### Do this
Rewrite all of the rows below, switching "Playground" to "Park" and keeping everything else the same. Omit the pictures.

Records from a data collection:

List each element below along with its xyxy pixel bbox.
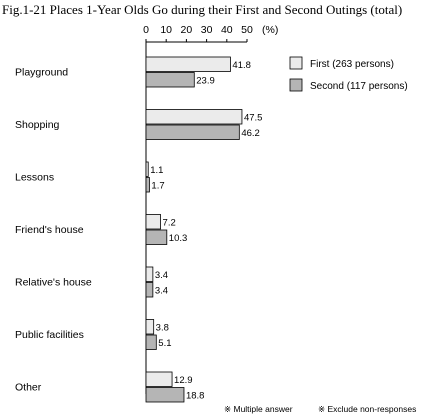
category-label: Public facilities <box>15 329 84 341</box>
data-label: 18.8 <box>186 391 205 402</box>
footnotes: ※ Multiple answer ※ Exclude non-responses <box>224 404 416 414</box>
data-label: 10.3 <box>169 233 188 244</box>
category-label: Friend's house <box>15 224 84 236</box>
data-label: 46.2 <box>241 128 260 139</box>
x-tick-label: 40 <box>221 24 233 36</box>
footnote: ※ Exclude non-responses <box>318 404 416 414</box>
data-label: 3.4 <box>155 270 168 281</box>
category-label: Playground <box>15 67 68 79</box>
x-tick-label: 10 <box>160 24 172 36</box>
bars: 41.8 23.9 47.5 46.2 1.1 1.7 7.2 10.3 3.4 3.4 3.8 5.… <box>145 56 263 403</box>
legend-swatch <box>289 78 303 92</box>
category-label: Other <box>15 382 42 394</box>
bar-first <box>145 214 161 230</box>
data-label: 7.2 <box>163 218 176 229</box>
unit-label: (%) <box>262 24 278 36</box>
bar-second <box>145 334 157 350</box>
data-label: 47.5 <box>244 113 263 124</box>
category-labels: Playground Shopping Lessons Friend's house R… <box>15 67 92 394</box>
data-label: 3.4 <box>155 286 168 297</box>
data-label: 1.1 <box>150 165 163 176</box>
bar-first <box>145 161 149 177</box>
bar-first <box>145 319 155 335</box>
x-tick-label: 30 <box>201 24 213 36</box>
legend: First (263 persons) Second (117 persons) <box>289 56 408 92</box>
category-label: Shopping <box>15 119 60 131</box>
bar-first <box>145 56 231 72</box>
bar-second <box>145 229 168 245</box>
bar-second <box>145 177 150 193</box>
bar-first <box>145 109 243 125</box>
category-label: Relative's house <box>15 277 92 289</box>
bar-first <box>145 371 173 387</box>
bar-second <box>145 282 154 298</box>
data-label: 41.8 <box>232 60 251 71</box>
legend-label: First (263 persons) <box>310 59 394 70</box>
x-tick-label: 50 <box>241 24 253 36</box>
data-label: 5.1 <box>158 338 171 349</box>
bar-second <box>145 72 195 88</box>
bar-second <box>145 387 185 403</box>
data-label: 12.9 <box>174 375 193 386</box>
legend-swatch <box>289 56 303 70</box>
data-label: 1.7 <box>151 181 164 192</box>
chart-title: Fig.1-21 Places 1-Year Olds Go during th… <box>2 2 402 17</box>
x-tick-label: 20 <box>181 24 193 36</box>
legend-label: Second (117 persons) <box>310 81 408 92</box>
category-label: Lessons <box>15 172 54 184</box>
footnote: ※ Multiple answer <box>224 404 293 414</box>
x-tick-label: 0 <box>143 24 149 36</box>
bar-second <box>145 124 240 140</box>
data-label: 23.9 <box>196 76 215 87</box>
bar-first <box>145 266 154 282</box>
data-label: 3.8 <box>156 323 169 334</box>
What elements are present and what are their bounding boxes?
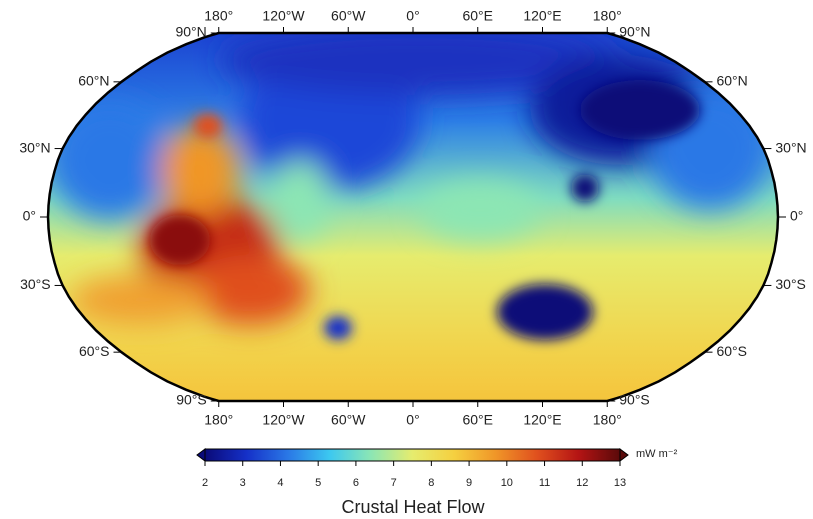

### Task response
List each element below along with its xyxy pixel bbox.
category-label: Public facilities <box>15 329 84 341</box>
data-label: 18.8 <box>186 391 205 402</box>
footnotes: ※ Multiple answer ※ Exclude non-responses <box>224 404 416 414</box>
data-label: 10.3 <box>169 233 188 244</box>
category-label: Friend's house <box>15 224 84 236</box>
data-label: 46.2 <box>241 128 260 139</box>
x-tick-label: 40 <box>221 24 233 36</box>
footnote: ※ Exclude non-responses <box>318 404 416 414</box>
data-label: 3.4 <box>155 270 168 281</box>
category-label: Park <box>15 67 68 79</box>
x-tick-label: 10 <box>160 24 172 36</box>
bars: 41.8 23.9 47.5 46.2 1.1 1.7 7.2 10.3 3.4 3.4 3.8 5.… <box>145 56 263 403</box>
legend-swatch <box>289 78 303 92</box>
category-label: Other <box>15 382 42 394</box>
bar-first <box>145 214 161 230</box>
data-label: 7.2 <box>163 218 176 229</box>
unit-label: (%) <box>262 24 278 36</box>
bar-second <box>145 334 157 350</box>
data-label: 47.5 <box>244 113 263 124</box>
category-labels: Park Shopping Lessons Friend's house R… <box>15 67 92 394</box>
data-label: 3.4 <box>155 286 168 297</box>
data-label: 1.1 <box>150 165 163 176</box>
bar-first <box>145 161 149 177</box>
bar-first <box>145 319 155 335</box>
x-tick-label: 30 <box>201 24 213 36</box>
legend: First (263 persons) Second (117 persons) <box>289 56 408 92</box>
category-label: Shopping <box>15 119 60 131</box>
bar-first <box>145 56 231 72</box>
bar-second <box>145 229 168 245</box>
bar-second <box>145 177 150 193</box>
bar-first <box>145 109 243 125</box>
category-label: Relative's house <box>15 277 92 289</box>
bar-first <box>145 371 173 387</box>
bar-second <box>145 282 154 298</box>
data-label: 41.8 <box>232 60 251 71</box>
legend-label: First (263 persons) <box>310 59 394 70</box>
x-tick-label: 50 <box>241 24 253 36</box>
data-label: 5.1 <box>158 338 171 349</box>
bar-second <box>145 72 195 88</box>
bar-second <box>145 387 185 403</box>
data-label: 12.9 <box>174 375 193 386</box>
legend-swatch <box>289 56 303 70</box>
data-label: 1.7 <box>151 181 164 192</box>
chart-title: Fig.1-21 Places 1-Year Olds Go during th… <box>2 2 402 17</box>
x-tick-label: 20 <box>181 24 193 36</box>
legend-label: Second (117 persons) <box>310 81 408 92</box>
category-label: Lessons <box>15 172 54 184</box>
footnote: ※ Multiple answer <box>224 404 293 414</box>
x-tick-label: 0 <box>143 24 149 36</box>
bar-second <box>145 124 240 140</box>
data-label: 23.9 <box>196 76 215 87</box>
bar-first <box>145 266 154 282</box>
data-label: 3.8 <box>156 323 169 334</box>
What elements are present and what are their bounding boxes?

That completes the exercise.